--- START Entries provided ---

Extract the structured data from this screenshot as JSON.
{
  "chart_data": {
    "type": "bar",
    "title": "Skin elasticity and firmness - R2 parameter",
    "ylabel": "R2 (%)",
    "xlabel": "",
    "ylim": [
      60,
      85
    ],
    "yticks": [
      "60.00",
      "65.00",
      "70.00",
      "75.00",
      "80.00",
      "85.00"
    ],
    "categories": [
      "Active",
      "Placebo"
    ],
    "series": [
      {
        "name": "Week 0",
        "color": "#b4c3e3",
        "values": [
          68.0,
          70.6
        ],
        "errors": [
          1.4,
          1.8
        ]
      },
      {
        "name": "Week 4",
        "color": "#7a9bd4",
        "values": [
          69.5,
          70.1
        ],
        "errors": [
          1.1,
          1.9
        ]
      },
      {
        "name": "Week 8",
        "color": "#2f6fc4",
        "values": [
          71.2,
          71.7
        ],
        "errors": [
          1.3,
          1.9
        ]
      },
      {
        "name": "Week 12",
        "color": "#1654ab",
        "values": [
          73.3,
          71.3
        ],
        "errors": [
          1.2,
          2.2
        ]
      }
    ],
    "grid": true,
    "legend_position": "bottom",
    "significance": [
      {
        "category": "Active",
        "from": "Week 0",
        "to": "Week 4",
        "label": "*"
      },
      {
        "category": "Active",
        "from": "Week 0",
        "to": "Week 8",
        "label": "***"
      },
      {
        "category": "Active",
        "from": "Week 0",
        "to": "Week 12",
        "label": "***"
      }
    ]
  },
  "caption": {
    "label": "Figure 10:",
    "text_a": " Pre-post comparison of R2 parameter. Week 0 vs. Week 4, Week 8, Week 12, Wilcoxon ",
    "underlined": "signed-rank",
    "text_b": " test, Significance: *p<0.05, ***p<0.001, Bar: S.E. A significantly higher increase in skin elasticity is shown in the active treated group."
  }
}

--- END Entries provided ---
--- START Entries provided ---

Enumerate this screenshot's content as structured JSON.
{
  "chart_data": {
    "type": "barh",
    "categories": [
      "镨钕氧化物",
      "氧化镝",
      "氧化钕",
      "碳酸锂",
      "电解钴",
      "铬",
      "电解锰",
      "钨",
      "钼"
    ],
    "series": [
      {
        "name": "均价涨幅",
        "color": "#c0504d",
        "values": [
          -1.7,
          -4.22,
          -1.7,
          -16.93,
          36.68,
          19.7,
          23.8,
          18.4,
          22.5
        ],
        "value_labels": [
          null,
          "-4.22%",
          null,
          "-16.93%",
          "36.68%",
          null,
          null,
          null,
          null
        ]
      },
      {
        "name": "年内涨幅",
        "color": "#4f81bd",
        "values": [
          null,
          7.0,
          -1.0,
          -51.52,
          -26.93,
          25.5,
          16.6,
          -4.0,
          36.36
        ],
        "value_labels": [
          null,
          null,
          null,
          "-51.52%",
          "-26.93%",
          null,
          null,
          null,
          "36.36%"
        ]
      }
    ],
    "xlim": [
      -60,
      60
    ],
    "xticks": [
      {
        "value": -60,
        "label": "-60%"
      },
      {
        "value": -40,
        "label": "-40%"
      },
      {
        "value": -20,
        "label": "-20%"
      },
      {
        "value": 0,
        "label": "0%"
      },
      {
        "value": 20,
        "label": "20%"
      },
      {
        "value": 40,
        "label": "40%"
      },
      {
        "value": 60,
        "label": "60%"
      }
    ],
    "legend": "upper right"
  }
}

--- END Entries provided ---

▸ **Problem requirements**: Report the number of lines that include the string "elasticity"; return nothing but the count.

▸ **Finished answer**: 2